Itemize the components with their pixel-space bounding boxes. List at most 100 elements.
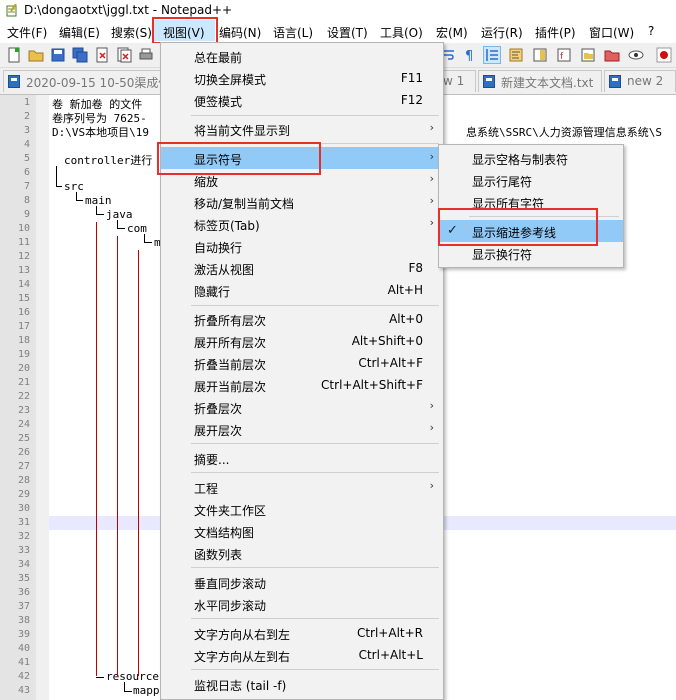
symbol-show-whitespace-tab[interactable]: 显示空格与制表符 (439, 147, 623, 169)
view-menu-project[interactable]: 工程 › (161, 476, 443, 498)
tree-line (76, 200, 83, 201)
submenu-arrow-icon: › (429, 421, 434, 434)
save-icon[interactable] (50, 47, 66, 63)
menu-window[interactable]: 窗口(W) (589, 24, 634, 41)
view-menu-tab[interactable]: 标签页(Tab) › (161, 213, 443, 235)
view-menu-fold-current[interactable]: 折叠当前层次 Ctrl+Alt+F (161, 352, 443, 374)
menu-language[interactable]: 语言(L) (273, 24, 313, 41)
close-all-icon[interactable] (116, 47, 132, 63)
view-menu-fold-all[interactable]: 折叠所有层次 Alt+0 (161, 308, 443, 330)
view-menu-sync-vertical[interactable]: 垂直同步滚动 (161, 571, 443, 593)
view-menu-document-map[interactable]: 文档结构图 (161, 520, 443, 542)
menu-help[interactable]: ? (648, 24, 654, 38)
view-menu-focus-other-view[interactable]: 激活从视图 F8 (161, 257, 443, 279)
tree-line (124, 691, 132, 692)
submenu-arrow-icon: › (429, 121, 434, 134)
submenu-arrow-icon: › (429, 150, 434, 163)
item-label: 切换全屏模式 (194, 73, 267, 87)
line-number: 18 (17, 335, 30, 346)
view-menu-unfold-current[interactable]: 展开当前层次 Ctrl+Alt+Shift+F (161, 374, 443, 396)
item-label: 监视日志 (tail -f) (194, 679, 287, 693)
item-label: 标签页(Tab) (194, 219, 260, 233)
menu-run[interactable]: 运行(R) (481, 24, 523, 41)
tab-label: 2020-09-15 10-50渠成修 (26, 76, 163, 90)
saved-file-icon (609, 75, 621, 88)
menu-tools[interactable]: 工具(O) (380, 24, 423, 41)
view-menu-folder-workspace[interactable]: 文件夹工作区 (161, 498, 443, 520)
record-macro-icon[interactable] (656, 47, 672, 63)
view-menu-summary[interactable]: 摘要... (161, 447, 443, 469)
open-file-icon[interactable] (28, 47, 44, 63)
line-number: 12 (17, 251, 30, 262)
code-line-3-tail: 息系统\SSRC\人力资源管理信息系统\S (466, 126, 662, 139)
line-number: 37 (17, 601, 30, 612)
user-lang-icon[interactable] (508, 47, 524, 63)
close-file-icon[interactable] (94, 47, 110, 63)
line-number: 4 (23, 139, 30, 150)
line-number: 9 (23, 209, 30, 220)
view-menu-word-wrap[interactable]: 自动换行 (161, 235, 443, 257)
view-menu-move-clone[interactable]: 移动/复制当前文档 › (161, 191, 443, 213)
notepad-app-icon (6, 4, 17, 17)
menu-edit[interactable]: 编辑(E) (59, 24, 100, 41)
function-list-icon[interactable]: f (556, 47, 572, 63)
menu-encoding[interactable]: 编码(N) (219, 24, 261, 41)
save-all-icon[interactable] (72, 47, 88, 63)
menu-settings[interactable]: 设置(T) (327, 24, 368, 41)
tab-label: 新建文本文档.txt (501, 76, 594, 90)
menu-macro[interactable]: 宏(M) (436, 24, 468, 41)
line-number: 35 (17, 573, 30, 584)
item-shortcut: F12 (400, 93, 423, 107)
line-number: 27 (17, 461, 30, 472)
tree-line (117, 220, 118, 228)
saved-file-icon (483, 75, 495, 88)
folder-workspace-icon[interactable] (580, 47, 596, 63)
menu-plugins[interactable]: 插件(P) (535, 24, 576, 41)
menu-separator (191, 472, 439, 473)
view-menu-fullscreen[interactable]: 切换全屏模式 F11 (161, 67, 443, 89)
line-number: 19 (17, 349, 30, 360)
code-line-5: controller进行 (64, 154, 153, 167)
symbol-show-eol[interactable]: 显示行尾符 (439, 169, 623, 191)
menu-separator (191, 443, 439, 444)
line-number: 39 (17, 629, 30, 640)
view-menu-view-current-file-in[interactable]: 将当前文件显示到 › (161, 118, 443, 140)
item-label: 折叠层次 (194, 402, 243, 416)
view-menu-function-list[interactable]: 函数列表 (161, 542, 443, 564)
tab-2020-09-15[interactable]: 2020-09-15 10-50渠成修 (3, 70, 163, 92)
annotation-box-view-menu (152, 17, 218, 44)
view-menu-monitoring[interactable]: 监视日志 (tail -f) (161, 673, 443, 695)
doc-map-icon[interactable] (532, 47, 548, 63)
tab-new-2[interactable]: new 2 (604, 70, 676, 92)
code-line-3: D:\VS本地项目\19 (52, 126, 149, 139)
view-menu-unfold-all[interactable]: 展开所有层次 Alt+Shift+0 (161, 330, 443, 352)
line-number: 17 (17, 321, 30, 332)
indent-guide-icon[interactable] (483, 46, 501, 64)
submenu-arrow-icon: › (429, 216, 434, 229)
line-number: 28 (17, 475, 30, 486)
view-menu-text-rtl[interactable]: 文字方向从右到左 Ctrl+Alt+R (161, 622, 443, 644)
line-number: 21 (17, 377, 30, 388)
item-label: 展开当前层次 (194, 380, 267, 394)
view-menu-post-it[interactable]: 便签模式 F12 (161, 89, 443, 111)
line-number: 1 (23, 97, 30, 108)
tab-new-text-doc[interactable]: 新建文本文档.txt (478, 70, 602, 92)
view-menu-fold-level[interactable]: 折叠层次 › (161, 396, 443, 418)
indent-guide-line (96, 222, 97, 676)
show-all-chars-icon[interactable]: ¶ (462, 47, 478, 63)
view-menu-text-ltr[interactable]: 文字方向从左到右 Ctrl+Alt+L (161, 644, 443, 666)
menu-file[interactable]: 文件(F) (7, 24, 47, 41)
folder-icon[interactable] (604, 47, 620, 63)
line-number: 20 (17, 363, 30, 374)
view-menu-unfold-level[interactable]: 展开层次 › (161, 418, 443, 440)
print-icon[interactable] (138, 47, 154, 63)
menu-search[interactable]: 搜索(S) (111, 24, 152, 41)
view-menu-sync-horizontal[interactable]: 水平同步滚动 (161, 593, 443, 615)
item-label: 显示空格与制表符 (472, 153, 569, 167)
view-menu-always-on-top[interactable]: 总在最前 (161, 45, 443, 67)
monitor-icon[interactable] (628, 47, 644, 63)
svg-text:¶: ¶ (465, 49, 473, 63)
new-file-icon[interactable] (6, 47, 22, 63)
line-number: 10 (17, 223, 30, 234)
view-menu-hide-lines[interactable]: 隐藏行 Alt+H (161, 279, 443, 301)
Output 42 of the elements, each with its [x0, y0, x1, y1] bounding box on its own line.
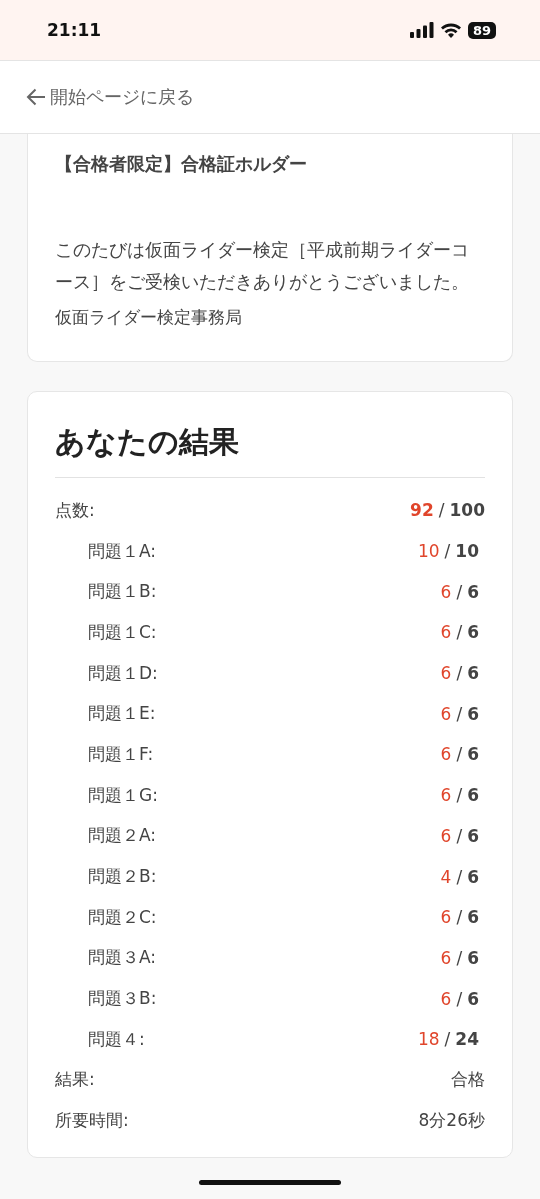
score-label: 点数: [55, 498, 95, 522]
score-value: 10 / 10 [417, 541, 479, 562]
score-value: 6 / 6 [440, 622, 479, 643]
result-value: 8分26秒 [418, 1109, 485, 1133]
score-label: 問題４: [88, 1027, 145, 1051]
score-value: 6 / 6 [440, 947, 479, 968]
battery-indicator: 89 [467, 21, 496, 39]
score-value: 6 / 6 [440, 703, 479, 724]
back-arrow-icon [26, 88, 46, 106]
result-value: 合格 [451, 1068, 485, 1092]
score-value: 18 / 24 [417, 1029, 479, 1050]
results-heading: あなたの結果 [55, 422, 485, 478]
score-label: 問題１A: [88, 539, 157, 563]
score-label: 問題２C: [88, 905, 157, 929]
score-label: 問題３A: [88, 946, 157, 970]
score-value: 6 / 6 [440, 825, 479, 846]
signal-icon [409, 22, 434, 38]
status-time: 21:11 [47, 20, 102, 40]
result-label: 結果: [55, 1068, 95, 1092]
score-label: 問題１G: [88, 783, 158, 807]
result-label: 所要時間: [55, 1109, 129, 1133]
score-label: 問題１F: [88, 742, 154, 766]
score-value: 6 / 6 [440, 744, 479, 765]
score-label: 問題２A: [88, 824, 157, 848]
wifi-icon [439, 22, 462, 38]
score-label: 問題１B: [88, 580, 157, 604]
score-label: 問題１C: [88, 620, 157, 644]
score-value: 6 / 6 [440, 581, 479, 602]
score-value: 6 / 6 [440, 907, 479, 928]
score-label: 問題１E: [88, 702, 156, 726]
score-label: 問題３B: [88, 987, 157, 1011]
score-value: 6 / 6 [440, 988, 479, 1009]
score-value: 92 / 100 [410, 500, 485, 521]
notice-title: 【合格者限定】合格証ホルダー [55, 152, 308, 176]
score-label: 問題２B: [88, 865, 157, 889]
notice-signature: 仮面ライダー検定事務局 [55, 306, 243, 329]
notice-message: このたびは仮面ライダー検定［平成前期ライダーコース］をご受検いただきありがとうございました。 [55, 238, 470, 294]
score-label: 問題１D: [88, 661, 158, 685]
score-value: 4 / 6 [440, 866, 479, 887]
back-link[interactable]: 開始ページに戻る [26, 85, 194, 109]
score-value: 6 / 6 [440, 663, 479, 684]
score-value: 6 / 6 [440, 785, 479, 806]
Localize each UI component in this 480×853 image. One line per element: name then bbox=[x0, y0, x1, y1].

■ Written task ■
Copy out the rows from the line containing "score-label: 点数: [55, 498, 95, 522]" through the line containing "score-value: 6 / 6 [440, 744, 479, 765]", keeping them unchanged.

■ Worked solution ■
score-label: 点数: [55, 498, 95, 522]
score-value: 10 / 10 [417, 541, 479, 562]
score-value: 6 / 6 [440, 622, 479, 643]
result-value: 8分26秒 [418, 1109, 485, 1133]
score-label: 問題４: [88, 1027, 145, 1051]
score-value: 6 / 6 [440, 947, 479, 968]
battery-indicator: 89 [467, 21, 496, 39]
score-value: 6 / 6 [440, 703, 479, 724]
back-arrow-icon [26, 88, 46, 106]
result-value: 合格 [451, 1068, 485, 1092]
score-value: 18 / 24 [417, 1029, 479, 1050]
results-heading: あなたの結果 [55, 422, 485, 478]
score-label: 問題１A: [88, 539, 157, 563]
score-label: 問題２C: [88, 905, 157, 929]
score-label: 問題３A: [88, 946, 157, 970]
score-value: 6 / 6 [440, 825, 479, 846]
signal-icon [409, 22, 434, 38]
status-time: 21:11 [47, 20, 102, 40]
result-label: 結果: [55, 1068, 95, 1092]
score-label: 問題１G: [88, 783, 158, 807]
result-label: 所要時間: [55, 1109, 129, 1133]
score-label: 問題１F: [88, 742, 154, 766]
score-value: 6 / 6 [440, 744, 479, 765]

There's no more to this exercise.